** START **

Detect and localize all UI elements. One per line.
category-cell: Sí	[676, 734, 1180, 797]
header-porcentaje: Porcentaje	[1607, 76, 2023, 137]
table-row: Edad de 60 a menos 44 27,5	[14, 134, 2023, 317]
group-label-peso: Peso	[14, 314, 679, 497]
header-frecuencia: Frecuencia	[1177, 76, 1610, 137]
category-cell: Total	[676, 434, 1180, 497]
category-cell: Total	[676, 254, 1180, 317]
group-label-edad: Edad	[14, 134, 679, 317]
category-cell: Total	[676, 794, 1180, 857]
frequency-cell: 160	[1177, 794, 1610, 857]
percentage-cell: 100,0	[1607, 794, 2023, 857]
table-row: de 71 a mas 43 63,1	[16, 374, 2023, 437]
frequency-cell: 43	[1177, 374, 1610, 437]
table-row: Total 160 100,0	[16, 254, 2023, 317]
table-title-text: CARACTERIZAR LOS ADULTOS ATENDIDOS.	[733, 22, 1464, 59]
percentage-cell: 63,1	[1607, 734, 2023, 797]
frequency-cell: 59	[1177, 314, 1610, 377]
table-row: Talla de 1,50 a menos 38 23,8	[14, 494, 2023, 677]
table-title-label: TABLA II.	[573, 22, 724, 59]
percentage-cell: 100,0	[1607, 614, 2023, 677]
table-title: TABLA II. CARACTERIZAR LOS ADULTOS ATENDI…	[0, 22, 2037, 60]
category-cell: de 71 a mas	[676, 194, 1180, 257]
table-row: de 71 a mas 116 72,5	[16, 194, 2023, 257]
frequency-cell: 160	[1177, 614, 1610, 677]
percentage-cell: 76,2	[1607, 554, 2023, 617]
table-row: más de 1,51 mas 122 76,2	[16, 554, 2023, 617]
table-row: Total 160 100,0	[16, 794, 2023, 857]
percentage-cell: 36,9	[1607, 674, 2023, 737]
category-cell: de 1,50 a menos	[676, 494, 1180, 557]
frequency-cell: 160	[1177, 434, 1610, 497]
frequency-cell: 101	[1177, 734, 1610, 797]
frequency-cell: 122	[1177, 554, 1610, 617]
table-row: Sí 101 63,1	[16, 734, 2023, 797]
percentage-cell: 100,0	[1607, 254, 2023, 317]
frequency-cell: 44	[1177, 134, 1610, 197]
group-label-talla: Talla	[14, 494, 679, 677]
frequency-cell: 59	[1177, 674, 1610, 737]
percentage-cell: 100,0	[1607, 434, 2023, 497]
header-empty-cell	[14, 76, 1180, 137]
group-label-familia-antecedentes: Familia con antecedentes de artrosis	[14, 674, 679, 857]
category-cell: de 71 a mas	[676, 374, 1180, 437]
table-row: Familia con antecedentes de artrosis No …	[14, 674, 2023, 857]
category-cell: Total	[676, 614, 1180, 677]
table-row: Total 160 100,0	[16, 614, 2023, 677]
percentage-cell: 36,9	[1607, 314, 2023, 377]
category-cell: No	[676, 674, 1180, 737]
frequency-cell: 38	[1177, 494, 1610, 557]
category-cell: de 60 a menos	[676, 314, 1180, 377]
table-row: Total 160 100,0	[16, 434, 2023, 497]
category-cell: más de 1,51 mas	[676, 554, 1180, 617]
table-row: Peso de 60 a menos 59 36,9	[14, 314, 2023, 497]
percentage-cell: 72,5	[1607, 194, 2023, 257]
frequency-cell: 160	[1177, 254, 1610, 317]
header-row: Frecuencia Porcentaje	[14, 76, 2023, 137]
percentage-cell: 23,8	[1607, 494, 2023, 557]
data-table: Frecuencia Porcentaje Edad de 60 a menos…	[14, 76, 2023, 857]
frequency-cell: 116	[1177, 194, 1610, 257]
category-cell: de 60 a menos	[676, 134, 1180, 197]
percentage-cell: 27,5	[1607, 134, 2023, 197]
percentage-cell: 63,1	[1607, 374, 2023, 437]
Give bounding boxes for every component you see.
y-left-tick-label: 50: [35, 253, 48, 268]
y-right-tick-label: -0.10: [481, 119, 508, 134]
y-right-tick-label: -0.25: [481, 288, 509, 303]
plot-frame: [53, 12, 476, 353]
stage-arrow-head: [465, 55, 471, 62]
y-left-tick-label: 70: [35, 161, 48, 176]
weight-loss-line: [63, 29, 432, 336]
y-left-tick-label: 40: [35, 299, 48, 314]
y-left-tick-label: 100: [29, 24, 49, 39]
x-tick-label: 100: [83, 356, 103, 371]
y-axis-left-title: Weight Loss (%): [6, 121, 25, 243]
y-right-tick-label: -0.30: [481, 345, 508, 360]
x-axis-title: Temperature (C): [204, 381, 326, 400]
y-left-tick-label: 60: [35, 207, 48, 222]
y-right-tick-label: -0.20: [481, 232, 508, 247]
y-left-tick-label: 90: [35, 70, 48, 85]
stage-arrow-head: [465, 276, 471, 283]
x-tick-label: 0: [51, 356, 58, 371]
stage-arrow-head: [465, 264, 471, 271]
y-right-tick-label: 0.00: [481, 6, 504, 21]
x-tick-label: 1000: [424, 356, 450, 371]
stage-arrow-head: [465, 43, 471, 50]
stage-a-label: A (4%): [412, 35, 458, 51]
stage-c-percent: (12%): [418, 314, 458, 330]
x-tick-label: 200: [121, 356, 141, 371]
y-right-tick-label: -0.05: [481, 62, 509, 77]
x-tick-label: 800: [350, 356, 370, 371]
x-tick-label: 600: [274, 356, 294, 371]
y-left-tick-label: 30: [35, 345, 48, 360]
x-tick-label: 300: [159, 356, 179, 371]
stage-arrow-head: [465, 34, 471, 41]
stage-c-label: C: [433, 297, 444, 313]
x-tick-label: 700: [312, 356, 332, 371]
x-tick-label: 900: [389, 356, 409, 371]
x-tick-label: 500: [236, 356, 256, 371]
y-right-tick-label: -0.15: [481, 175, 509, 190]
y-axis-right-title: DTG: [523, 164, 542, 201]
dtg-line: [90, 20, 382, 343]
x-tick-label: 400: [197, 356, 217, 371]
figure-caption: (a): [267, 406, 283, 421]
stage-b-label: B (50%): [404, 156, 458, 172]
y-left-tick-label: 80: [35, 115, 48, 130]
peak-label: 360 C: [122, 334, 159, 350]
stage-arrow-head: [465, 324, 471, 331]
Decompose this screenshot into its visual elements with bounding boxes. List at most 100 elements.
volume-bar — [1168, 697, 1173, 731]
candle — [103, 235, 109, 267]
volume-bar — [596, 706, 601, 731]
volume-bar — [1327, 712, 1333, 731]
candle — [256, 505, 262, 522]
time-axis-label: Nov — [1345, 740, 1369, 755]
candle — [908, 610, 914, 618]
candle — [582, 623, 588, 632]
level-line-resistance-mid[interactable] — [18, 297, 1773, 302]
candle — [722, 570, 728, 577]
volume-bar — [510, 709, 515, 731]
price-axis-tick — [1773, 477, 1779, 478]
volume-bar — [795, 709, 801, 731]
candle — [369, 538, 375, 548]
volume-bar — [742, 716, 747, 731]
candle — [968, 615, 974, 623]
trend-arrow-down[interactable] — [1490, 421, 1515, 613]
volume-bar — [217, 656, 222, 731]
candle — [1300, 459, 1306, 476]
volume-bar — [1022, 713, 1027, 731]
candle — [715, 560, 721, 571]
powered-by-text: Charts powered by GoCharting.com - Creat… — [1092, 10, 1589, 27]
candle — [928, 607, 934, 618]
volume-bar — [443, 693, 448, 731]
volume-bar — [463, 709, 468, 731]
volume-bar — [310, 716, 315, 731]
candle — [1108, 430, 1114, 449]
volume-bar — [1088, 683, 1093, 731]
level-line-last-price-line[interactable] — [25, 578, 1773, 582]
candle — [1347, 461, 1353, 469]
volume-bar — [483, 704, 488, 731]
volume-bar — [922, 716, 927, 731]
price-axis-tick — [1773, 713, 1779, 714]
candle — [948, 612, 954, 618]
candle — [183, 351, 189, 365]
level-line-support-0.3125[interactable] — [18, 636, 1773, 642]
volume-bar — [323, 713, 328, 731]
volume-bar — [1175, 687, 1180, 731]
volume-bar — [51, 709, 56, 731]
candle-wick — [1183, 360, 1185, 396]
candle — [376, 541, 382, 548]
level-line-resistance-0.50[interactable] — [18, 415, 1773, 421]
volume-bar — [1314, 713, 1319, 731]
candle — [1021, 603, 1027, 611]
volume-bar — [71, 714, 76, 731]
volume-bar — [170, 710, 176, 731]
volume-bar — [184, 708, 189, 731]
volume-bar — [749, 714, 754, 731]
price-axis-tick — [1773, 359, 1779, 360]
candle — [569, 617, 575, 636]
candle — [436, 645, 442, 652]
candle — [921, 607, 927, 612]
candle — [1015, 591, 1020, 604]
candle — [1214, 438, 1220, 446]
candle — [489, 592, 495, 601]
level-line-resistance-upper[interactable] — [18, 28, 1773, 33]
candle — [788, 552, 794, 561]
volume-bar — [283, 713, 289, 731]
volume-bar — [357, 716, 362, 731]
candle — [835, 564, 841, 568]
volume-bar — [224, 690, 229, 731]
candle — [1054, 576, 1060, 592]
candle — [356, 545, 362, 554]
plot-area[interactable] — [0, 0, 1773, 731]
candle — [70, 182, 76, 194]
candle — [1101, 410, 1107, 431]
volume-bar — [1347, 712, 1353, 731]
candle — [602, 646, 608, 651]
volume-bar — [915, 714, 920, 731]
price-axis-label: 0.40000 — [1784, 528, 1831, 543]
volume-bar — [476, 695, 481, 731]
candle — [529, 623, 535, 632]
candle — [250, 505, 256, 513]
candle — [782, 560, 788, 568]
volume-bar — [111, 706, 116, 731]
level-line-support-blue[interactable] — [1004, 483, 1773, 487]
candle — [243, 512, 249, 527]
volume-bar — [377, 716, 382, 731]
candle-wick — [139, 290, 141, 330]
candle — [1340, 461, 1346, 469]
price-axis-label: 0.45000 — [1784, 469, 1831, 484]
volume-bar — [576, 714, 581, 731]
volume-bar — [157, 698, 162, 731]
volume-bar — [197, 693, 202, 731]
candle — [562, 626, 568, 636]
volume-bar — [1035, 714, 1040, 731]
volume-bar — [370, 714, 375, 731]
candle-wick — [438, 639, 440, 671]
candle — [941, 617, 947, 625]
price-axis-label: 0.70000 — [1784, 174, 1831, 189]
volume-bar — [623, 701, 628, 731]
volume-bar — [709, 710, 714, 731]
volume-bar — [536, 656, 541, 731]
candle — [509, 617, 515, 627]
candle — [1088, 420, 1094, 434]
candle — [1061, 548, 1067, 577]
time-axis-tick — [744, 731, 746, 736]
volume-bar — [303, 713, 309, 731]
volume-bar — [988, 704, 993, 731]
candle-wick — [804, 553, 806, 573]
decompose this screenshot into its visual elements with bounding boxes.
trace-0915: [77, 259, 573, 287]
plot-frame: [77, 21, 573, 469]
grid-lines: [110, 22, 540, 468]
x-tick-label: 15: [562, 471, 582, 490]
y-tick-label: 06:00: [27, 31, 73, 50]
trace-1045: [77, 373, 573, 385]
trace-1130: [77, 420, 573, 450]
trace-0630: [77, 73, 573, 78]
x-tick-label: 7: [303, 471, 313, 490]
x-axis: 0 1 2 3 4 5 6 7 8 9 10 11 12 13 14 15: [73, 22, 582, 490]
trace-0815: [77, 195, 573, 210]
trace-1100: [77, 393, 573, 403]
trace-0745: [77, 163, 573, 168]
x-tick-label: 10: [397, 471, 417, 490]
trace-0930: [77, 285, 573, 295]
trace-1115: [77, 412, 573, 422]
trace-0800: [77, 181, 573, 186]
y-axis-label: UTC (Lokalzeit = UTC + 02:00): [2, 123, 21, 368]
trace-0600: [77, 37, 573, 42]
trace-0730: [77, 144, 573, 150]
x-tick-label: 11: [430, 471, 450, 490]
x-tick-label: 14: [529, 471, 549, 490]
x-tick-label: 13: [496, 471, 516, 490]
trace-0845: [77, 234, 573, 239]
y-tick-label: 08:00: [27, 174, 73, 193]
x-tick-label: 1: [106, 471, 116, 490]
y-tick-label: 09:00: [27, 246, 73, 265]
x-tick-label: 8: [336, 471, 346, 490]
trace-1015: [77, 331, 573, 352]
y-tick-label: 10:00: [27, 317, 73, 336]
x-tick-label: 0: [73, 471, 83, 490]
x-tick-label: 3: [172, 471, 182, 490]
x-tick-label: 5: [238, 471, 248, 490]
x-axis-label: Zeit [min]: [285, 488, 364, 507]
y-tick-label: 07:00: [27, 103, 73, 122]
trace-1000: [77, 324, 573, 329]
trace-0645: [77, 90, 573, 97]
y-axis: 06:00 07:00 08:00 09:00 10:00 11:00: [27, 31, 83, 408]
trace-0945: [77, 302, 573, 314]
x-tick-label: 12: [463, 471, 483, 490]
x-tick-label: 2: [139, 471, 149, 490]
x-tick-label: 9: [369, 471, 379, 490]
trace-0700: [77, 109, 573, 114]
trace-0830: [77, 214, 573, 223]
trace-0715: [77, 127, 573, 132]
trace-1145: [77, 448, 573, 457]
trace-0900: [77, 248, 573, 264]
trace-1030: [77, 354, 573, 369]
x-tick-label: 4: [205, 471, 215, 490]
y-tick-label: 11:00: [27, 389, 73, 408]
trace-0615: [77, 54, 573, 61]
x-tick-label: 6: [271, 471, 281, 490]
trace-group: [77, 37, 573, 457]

** END **

> **Directive**: Copy the items from the start through the line containing "314, 679, 497]", inclusive, substituting "Age" for "Edad" and leaving everything else unchanged.

> **Exercise answer**:
Detect and localize all UI elements. One per line.
category-cell: Sí	[676, 734, 1180, 797]
header-porcentaje: Porcentaje	[1607, 76, 2023, 137]
table-row: Age de 60 a menos 44 27,5	[14, 134, 2023, 317]
group-label-peso: Peso	[14, 314, 679, 497]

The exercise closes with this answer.